⟨

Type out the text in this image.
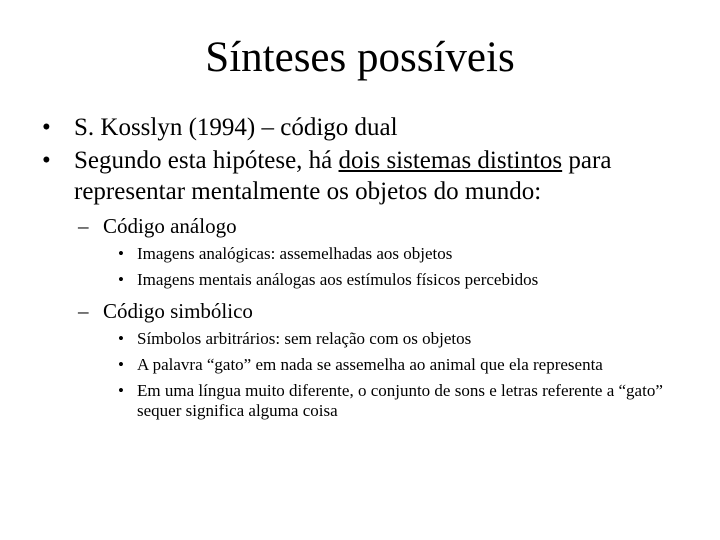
Sínteses possíveis
• S. Kosslyn (1994) – código dual
• Segundo esta hipótese, há dois sistemas distintos para representar mentalmente os objetos do mundo:
– Código análogo
• Imagens analógicas: assemelhadas aos objetos
• Imagens mentais análogas aos estímulos físicos percebidos
– Código simbólico
• Símbolos arbitrários: sem relação com os objetos
• A palavra “gato” em nada se assemelha ao animal que ela representa
• Em uma língua muito diferente, o conjunto de sons e letras referente a “gato” sequer significa alguma coisa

⟩

_Task description_.
Give only the number of lines in the material above where the string "gato" appears.

_Completed exercise_.
2